TEXT PASSAGE =
______________________________

The release of Judith Tebbutt marks the end of her own dreadful ordeal in the Horn of Africa, but also underlines that in spite of the intense international attention paid to Somalia, cases such as hers are business as usual for the country's kidnap gangs.
Claims made at the time of her violent capture – that pirate gangs were working with the Islamic militant group al-Shabaab – have been dropped, and it seems clearer than ever that her seizure was for financial gain rather than a political motive.
Mrs Tebbutt was at pains to point out the relatively good treatment she received from a group who profited by an unknown amount from the killing of her husband and her own six-month detention.
But the fact that she was given medicine to help her recover from several bouts of illness while in Somalia should not be confused with humanitarian interest from her captors, but rather as good business sense during negotiations over her ransom.
Her experience appears to suggest that pirate gangs and the pirate economy have responded to tougher conditions at sea, where international warships have stepped up patrols, by diversifying into land-based kidnappings.

______________________________

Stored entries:
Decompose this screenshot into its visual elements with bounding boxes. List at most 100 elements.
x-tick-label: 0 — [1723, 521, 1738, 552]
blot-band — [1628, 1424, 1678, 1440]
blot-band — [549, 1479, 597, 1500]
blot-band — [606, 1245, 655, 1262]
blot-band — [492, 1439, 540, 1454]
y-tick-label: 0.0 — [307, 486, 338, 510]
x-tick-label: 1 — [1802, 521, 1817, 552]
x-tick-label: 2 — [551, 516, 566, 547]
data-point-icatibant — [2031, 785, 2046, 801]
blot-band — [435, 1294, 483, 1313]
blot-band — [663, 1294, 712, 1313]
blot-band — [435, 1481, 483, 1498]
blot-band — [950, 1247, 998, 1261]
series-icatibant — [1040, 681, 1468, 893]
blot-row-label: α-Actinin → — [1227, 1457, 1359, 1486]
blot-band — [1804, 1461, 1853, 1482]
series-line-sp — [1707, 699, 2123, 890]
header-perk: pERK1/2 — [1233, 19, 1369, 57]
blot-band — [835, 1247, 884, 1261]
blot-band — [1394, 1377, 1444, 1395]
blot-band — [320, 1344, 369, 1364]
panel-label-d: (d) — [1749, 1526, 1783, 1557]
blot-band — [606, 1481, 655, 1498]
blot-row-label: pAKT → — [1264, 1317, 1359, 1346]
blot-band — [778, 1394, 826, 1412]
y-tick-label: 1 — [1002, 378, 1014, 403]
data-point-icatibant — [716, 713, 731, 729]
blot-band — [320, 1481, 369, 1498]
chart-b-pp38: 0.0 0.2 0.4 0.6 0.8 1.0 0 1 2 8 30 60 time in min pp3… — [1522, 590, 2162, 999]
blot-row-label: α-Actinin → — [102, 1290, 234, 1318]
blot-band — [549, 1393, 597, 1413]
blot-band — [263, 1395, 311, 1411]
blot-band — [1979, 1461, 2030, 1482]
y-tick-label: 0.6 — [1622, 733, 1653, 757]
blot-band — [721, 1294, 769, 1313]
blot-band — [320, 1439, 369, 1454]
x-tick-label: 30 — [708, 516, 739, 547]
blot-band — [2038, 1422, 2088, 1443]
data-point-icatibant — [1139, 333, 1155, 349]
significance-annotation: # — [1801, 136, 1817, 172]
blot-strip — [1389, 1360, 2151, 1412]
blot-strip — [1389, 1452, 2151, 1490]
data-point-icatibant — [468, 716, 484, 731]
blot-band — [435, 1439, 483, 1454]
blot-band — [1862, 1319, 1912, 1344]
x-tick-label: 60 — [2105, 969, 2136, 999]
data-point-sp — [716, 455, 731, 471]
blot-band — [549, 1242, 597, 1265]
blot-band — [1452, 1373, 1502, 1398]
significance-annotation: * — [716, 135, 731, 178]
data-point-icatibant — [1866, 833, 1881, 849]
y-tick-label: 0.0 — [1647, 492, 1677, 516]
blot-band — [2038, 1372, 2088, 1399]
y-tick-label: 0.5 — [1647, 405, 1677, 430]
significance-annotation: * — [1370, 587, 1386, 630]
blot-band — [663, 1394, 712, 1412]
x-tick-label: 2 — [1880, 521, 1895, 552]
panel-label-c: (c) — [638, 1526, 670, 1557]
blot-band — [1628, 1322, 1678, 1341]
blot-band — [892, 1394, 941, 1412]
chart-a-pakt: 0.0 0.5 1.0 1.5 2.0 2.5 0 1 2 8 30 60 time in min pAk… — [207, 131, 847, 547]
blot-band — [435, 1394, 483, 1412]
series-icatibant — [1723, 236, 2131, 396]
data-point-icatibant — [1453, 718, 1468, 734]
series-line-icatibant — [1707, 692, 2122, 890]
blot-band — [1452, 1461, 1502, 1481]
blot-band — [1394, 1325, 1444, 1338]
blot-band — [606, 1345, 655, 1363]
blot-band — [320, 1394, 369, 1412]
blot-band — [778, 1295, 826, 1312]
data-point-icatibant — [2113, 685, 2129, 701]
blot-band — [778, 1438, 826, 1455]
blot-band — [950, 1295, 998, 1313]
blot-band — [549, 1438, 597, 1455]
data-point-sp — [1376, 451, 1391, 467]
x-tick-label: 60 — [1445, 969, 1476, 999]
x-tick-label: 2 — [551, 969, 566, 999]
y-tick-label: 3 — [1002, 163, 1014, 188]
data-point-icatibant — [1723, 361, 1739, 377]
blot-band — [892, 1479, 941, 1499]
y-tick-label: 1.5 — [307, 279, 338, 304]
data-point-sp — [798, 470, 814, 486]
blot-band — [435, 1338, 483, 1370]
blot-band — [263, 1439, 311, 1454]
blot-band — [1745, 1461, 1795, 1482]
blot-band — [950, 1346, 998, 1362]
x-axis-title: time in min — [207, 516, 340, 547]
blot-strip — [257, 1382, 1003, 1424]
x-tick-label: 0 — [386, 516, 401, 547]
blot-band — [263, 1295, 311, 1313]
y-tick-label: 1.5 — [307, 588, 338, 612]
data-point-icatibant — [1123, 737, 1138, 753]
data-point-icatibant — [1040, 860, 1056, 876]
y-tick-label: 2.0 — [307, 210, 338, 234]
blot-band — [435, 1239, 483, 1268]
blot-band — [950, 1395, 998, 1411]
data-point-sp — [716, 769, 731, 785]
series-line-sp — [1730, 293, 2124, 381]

______________________________

ACTIVITIES =
1. Do these statements agree with the Judith Tebbutt article? For each, answer yes or no and quote the deciding words. (a) Her seizure appears to have had a political motive. (b) Mrs Tebbutt was held for six months. (c) International warships have cut back their patrols at sea.
2. Which events of Judith Tebbutt's own experience, from her capture to her release, does the Judith Tebbutt article mention?
3. Write the next part of the Judith Tebbutt article, carrying on after its last sentence.

TASK-BY-TASK ANSWERS =
1.
(a) No: "it seems clearer than ever that her seizure was for financial gain rather than a political motive."
(b) Yes: "her own six-month detention."
(c) No: "where international warships have stepped up patrols."

2.
- Her violent capture
- The killing of her husband
- Her six-month detention
- Several bouts of illness
- Being given medicine to help her recover
- Her release

3.
The fear expressed at the time of her capture that she might be used as a bargaining chip by Somali Islamists has turned out to be empty. Meanwhile, the consequences of the drastic military operations launched under the cover of putting an end to kidnappings continue to be felt throughout the region.
The various military solutions to Somalia's crisis have done little or nothing to address the economic nature of the crimes being committed.
At least among the tough-talking at last month's Somalia conference in London there was some space given to the suggestion that solutions to the piracy crisis might lie in economic alternatives.